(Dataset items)
·····

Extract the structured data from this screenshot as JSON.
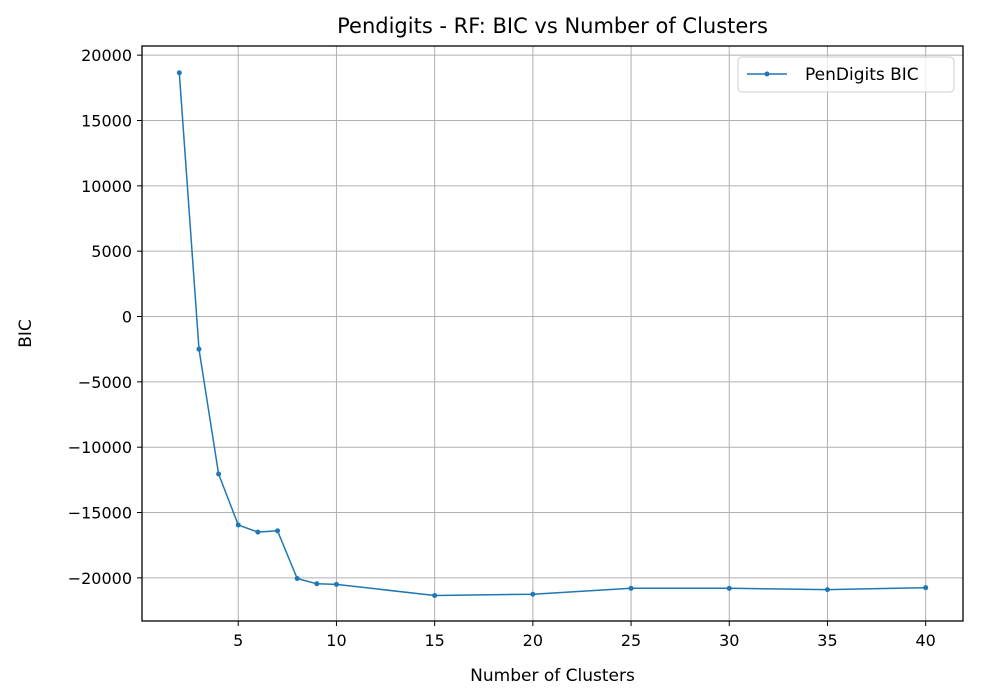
{
  "chart_data": {
    "type": "line",
    "title": "Pendigits - RF: BIC vs Number of Clusters",
    "xlabel": "Number of Clusters",
    "ylabel": "BIC",
    "xlim": [
      0.1,
      41.9
    ],
    "ylim": [
      -23300,
      20700
    ],
    "xticks": [
      5,
      10,
      15,
      20,
      25,
      30,
      35,
      40
    ],
    "xtick_labels": [
      "5",
      "10",
      "15",
      "20",
      "25",
      "30",
      "35",
      "40"
    ],
    "yticks": [
      -20000,
      -15000,
      -10000,
      -5000,
      0,
      5000,
      10000,
      15000,
      20000
    ],
    "ytick_labels": [
      "−20000",
      "−15000",
      "−10000",
      "−5000",
      "0",
      "5000",
      "10000",
      "15000",
      "20000"
    ],
    "grid": true,
    "legend_position": "top-right",
    "series": [
      {
        "name": "PenDigits BIC",
        "color": "#1f77b4",
        "marker": "circle",
        "x": [
          2,
          3,
          4,
          5,
          6,
          7,
          8,
          9,
          10,
          15,
          20,
          25,
          30,
          35,
          40
        ],
        "y": [
          18650,
          -2500,
          -12050,
          -15950,
          -16500,
          -16400,
          -20050,
          -20450,
          -20500,
          -21350,
          -21250,
          -20800,
          -20800,
          -20900,
          -20750
        ]
      }
    ]
  }
}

·····

■ DIRECTIONS FOR THIS TASK ■
Give back all entries exactly. No pictures belong in the copy.

■ WRITTEN SOLUTION ■
Extract the structured data from this screenshot as JSON.
{
  "chart_data": {
    "type": "line",
    "title": "Pendigits - RF: BIC vs Number of Clusters",
    "xlabel": "Number of Clusters",
    "ylabel": "BIC",
    "xlim": [
      0.1,
      41.9
    ],
    "ylim": [
      -23300,
      20700
    ],
    "xticks": [
      5,
      10,
      15,
      20,
      25,
      30,
      35,
      40
    ],
    "xtick_labels": [
      "5",
      "10",
      "15",
      "20",
      "25",
      "30",
      "35",
      "40"
    ],
    "yticks": [
      -20000,
      -15000,
      -10000,
      -5000,
      0,
      5000,
      10000,
      15000,
      20000
    ],
    "ytick_labels": [
      "−20000",
      "−15000",
      "−10000",
      "−5000",
      "0",
      "5000",
      "10000",
      "15000",
      "20000"
    ],
    "grid": true,
    "legend_position": "top-right",
    "series": [
      {
        "name": "PenDigits BIC",
        "color": "#1f77b4",
        "marker": "circle",
        "x": [
          2,
          3,
          4,
          5,
          6,
          7,
          8,
          9,
          10,
          15,
          20,
          25,
          30,
          35,
          40
        ],
        "y": [
          18650,
          -2500,
          -12050,
          -15950,
          -16500,
          -16400,
          -20050,
          -20450,
          -20500,
          -21350,
          -21250,
          -20800,
          -20800,
          -20900,
          -20750
        ]
      }
    ]
  }
}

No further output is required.